TASK PROMPT. Give the number of lines in the listing that hold the word "name". Write nothing but that number.

DATA ROWS.
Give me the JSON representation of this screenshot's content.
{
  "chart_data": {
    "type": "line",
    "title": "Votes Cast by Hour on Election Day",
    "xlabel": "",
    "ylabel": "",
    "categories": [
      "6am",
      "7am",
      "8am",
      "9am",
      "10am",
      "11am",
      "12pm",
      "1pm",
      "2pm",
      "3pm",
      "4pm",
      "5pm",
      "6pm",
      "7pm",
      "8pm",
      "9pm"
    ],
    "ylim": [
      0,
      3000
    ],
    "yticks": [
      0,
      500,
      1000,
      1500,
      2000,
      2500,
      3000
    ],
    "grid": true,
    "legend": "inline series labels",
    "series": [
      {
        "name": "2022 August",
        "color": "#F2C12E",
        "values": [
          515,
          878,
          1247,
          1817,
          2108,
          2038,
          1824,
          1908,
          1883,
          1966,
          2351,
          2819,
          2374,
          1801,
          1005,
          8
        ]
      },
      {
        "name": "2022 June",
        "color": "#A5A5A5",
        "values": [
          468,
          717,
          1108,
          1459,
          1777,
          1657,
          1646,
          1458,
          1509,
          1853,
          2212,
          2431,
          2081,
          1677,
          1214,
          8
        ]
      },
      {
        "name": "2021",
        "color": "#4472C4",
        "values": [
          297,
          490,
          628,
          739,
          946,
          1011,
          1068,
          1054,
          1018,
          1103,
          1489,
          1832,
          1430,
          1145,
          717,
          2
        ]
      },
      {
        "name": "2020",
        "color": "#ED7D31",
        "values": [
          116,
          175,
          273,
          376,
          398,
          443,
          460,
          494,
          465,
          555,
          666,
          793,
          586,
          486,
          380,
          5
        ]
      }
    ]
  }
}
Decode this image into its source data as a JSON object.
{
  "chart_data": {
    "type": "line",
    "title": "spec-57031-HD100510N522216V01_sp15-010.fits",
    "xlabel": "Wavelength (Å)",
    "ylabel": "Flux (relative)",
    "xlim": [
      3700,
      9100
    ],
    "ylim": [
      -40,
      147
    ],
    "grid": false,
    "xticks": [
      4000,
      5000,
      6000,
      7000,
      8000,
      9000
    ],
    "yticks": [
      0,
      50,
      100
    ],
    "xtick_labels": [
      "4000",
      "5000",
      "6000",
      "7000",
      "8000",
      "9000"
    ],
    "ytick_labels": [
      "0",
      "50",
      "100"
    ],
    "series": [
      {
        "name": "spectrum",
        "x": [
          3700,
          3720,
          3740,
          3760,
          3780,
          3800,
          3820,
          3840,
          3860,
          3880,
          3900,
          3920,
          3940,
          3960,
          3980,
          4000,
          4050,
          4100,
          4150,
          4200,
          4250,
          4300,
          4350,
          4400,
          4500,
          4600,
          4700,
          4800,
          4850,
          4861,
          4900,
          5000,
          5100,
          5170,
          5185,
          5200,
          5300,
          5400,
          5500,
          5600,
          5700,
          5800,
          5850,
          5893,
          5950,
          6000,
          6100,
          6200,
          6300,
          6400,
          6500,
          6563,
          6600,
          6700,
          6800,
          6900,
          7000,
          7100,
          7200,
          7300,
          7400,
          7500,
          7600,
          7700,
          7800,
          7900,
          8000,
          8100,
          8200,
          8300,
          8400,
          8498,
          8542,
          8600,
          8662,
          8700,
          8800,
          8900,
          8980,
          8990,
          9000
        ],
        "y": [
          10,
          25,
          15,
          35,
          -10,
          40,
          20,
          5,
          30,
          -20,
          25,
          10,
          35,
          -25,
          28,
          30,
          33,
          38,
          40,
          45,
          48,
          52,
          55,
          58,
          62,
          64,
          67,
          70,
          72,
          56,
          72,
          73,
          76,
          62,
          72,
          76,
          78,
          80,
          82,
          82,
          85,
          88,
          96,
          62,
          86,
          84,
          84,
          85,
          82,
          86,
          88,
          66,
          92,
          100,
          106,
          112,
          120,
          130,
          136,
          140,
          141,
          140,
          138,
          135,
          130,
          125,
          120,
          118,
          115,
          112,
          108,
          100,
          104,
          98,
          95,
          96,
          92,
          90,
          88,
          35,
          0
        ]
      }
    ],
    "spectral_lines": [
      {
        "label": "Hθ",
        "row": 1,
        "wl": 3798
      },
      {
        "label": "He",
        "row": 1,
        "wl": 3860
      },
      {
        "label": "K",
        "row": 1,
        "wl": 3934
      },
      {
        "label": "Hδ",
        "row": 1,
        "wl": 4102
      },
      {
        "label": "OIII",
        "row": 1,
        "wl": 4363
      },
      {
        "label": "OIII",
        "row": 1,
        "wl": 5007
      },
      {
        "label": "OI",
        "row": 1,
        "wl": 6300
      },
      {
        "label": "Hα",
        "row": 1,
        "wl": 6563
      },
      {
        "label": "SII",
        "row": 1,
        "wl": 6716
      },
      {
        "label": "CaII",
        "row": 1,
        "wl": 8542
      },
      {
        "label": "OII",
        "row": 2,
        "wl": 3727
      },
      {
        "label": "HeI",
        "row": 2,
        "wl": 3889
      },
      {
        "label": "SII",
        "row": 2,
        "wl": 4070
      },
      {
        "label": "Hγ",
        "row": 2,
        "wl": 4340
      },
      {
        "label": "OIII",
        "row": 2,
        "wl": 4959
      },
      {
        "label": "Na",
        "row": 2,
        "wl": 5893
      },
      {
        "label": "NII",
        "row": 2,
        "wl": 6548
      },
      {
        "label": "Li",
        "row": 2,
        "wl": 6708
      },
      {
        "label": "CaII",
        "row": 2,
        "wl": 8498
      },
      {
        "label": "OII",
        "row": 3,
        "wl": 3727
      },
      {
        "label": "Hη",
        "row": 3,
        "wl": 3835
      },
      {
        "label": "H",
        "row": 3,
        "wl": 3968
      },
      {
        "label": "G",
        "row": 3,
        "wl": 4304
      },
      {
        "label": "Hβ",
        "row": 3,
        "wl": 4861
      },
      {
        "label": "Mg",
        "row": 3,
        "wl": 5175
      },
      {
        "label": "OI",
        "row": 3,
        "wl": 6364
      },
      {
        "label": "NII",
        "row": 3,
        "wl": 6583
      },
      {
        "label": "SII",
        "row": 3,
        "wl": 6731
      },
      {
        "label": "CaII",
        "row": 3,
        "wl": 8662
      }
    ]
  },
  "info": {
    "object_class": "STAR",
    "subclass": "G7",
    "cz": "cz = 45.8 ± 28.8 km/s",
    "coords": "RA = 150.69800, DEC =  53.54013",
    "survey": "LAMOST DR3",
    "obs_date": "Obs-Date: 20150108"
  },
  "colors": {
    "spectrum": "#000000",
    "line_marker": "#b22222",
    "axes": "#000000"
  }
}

EXPECTED ANSWER. 5